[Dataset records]
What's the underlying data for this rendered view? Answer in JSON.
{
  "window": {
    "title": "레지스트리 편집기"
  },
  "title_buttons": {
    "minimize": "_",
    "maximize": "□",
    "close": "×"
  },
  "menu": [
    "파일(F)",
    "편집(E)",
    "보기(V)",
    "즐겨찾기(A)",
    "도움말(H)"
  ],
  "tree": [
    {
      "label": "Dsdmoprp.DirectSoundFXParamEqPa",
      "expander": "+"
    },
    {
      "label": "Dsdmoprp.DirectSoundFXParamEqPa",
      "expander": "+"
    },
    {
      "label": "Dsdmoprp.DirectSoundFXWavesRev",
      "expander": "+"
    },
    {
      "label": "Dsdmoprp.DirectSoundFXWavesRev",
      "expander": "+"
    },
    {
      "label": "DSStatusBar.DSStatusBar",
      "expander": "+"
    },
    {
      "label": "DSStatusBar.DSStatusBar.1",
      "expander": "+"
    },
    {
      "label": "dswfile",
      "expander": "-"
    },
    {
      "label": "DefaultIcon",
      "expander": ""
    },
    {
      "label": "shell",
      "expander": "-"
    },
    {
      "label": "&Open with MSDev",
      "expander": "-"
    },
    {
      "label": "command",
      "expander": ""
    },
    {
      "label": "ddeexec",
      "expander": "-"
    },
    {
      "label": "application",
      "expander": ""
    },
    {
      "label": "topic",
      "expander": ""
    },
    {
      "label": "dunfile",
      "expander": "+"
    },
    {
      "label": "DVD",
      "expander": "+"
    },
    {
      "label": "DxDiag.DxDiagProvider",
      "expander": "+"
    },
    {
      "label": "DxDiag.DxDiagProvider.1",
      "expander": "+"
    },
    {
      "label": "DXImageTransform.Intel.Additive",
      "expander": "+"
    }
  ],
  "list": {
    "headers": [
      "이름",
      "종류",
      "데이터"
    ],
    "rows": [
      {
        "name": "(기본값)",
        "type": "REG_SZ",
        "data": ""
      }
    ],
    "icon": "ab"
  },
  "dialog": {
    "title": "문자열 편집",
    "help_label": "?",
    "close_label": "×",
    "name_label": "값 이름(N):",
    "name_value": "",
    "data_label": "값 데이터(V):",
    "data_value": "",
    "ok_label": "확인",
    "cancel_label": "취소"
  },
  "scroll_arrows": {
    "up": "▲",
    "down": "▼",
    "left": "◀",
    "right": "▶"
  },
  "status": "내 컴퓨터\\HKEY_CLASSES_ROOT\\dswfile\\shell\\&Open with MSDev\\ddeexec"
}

**SHORT EXERCISE**. Repeat the data precisely, line by line.

**TASK SOLUTION**.
What's the underlying data for this rendered view? Answer in JSON.
{
  "window": {
    "title": "레지스트리 편집기"
  },
  "title_buttons": {
    "minimize": "_",
    "maximize": "□",
    "close": "×"
  },
  "menu": [
    "파일(F)",
    "편집(E)",
    "보기(V)",
    "즐겨찾기(A)",
    "도움말(H)"
  ],
  "tree": [
    {
      "label": "Dsdmoprp.DirectSoundFXParamEqPa",
      "expander": "+"
    },
    {
      "label": "Dsdmoprp.DirectSoundFXParamEqPa",
      "expander": "+"
    },
    {
      "label": "Dsdmoprp.DirectSoundFXWavesRev",
      "expander": "+"
    },
    {
      "label": "Dsdmoprp.DirectSoundFXWavesRev",
      "expander": "+"
    },
    {
      "label": "DSStatusBar.DSStatusBar",
      "expander": "+"
    },
    {
      "label": "DSStatusBar.DSStatusBar.1",
      "expander": "+"
    },
    {
      "label": "dswfile",
      "expander": "-"
    },
    {
      "label": "DefaultIcon",
      "expander": ""
    },
    {
      "label": "shell",
      "expander": "-"
    },
    {
      "label": "&Open with MSDev",
      "expander": "-"
    },
    {
      "label": "command",
      "expander": ""
    },
    {
      "label": "ddeexec",
      "expander": "-"
    },
    {
      "label": "application",
      "expander": ""
    },
    {
      "label": "topic",
      "expander": ""
    },
    {
      "label": "dunfile",
      "expander": "+"
    },
    {
      "label": "DVD",
      "expander": "+"
    },
    {
      "label": "DxDiag.DxDiagProvider",
      "expander": "+"
    },
    {
      "label": "DxDiag.DxDiagProvider.1",
      "expander": "+"
    },
    {
      "label": "DXImageTransform.Intel.Additive",
      "expander": "+"
    }
  ],
  "list": {
    "headers": [
      "이름",
      "종류",
      "데이터"
    ],
    "rows": [
      {
        "name": "(기본값)",
        "type": "REG_SZ",
        "data": ""
      }
    ],
    "icon": "ab"
  },
  "dialog": {
    "title": "문자열 편집",
    "help_label": "?",
    "close_label": "×",
    "name_label": "값 이름(N):",
    "name_value": "",
    "data_label": "값 데이터(V):",
    "data_value": "",
    "ok_label": "확인",
    "cancel_label": "취소"
  },
  "scroll_arrows": {
    "up": "▲",
    "down": "▼",
    "left": "◀",
    "right": "▶"
  },
  "status": "내 컴퓨터\\HKEY_CLASSES_ROOT\\dswfile\\shell\\&Open with MSDev\\ddeexec"
}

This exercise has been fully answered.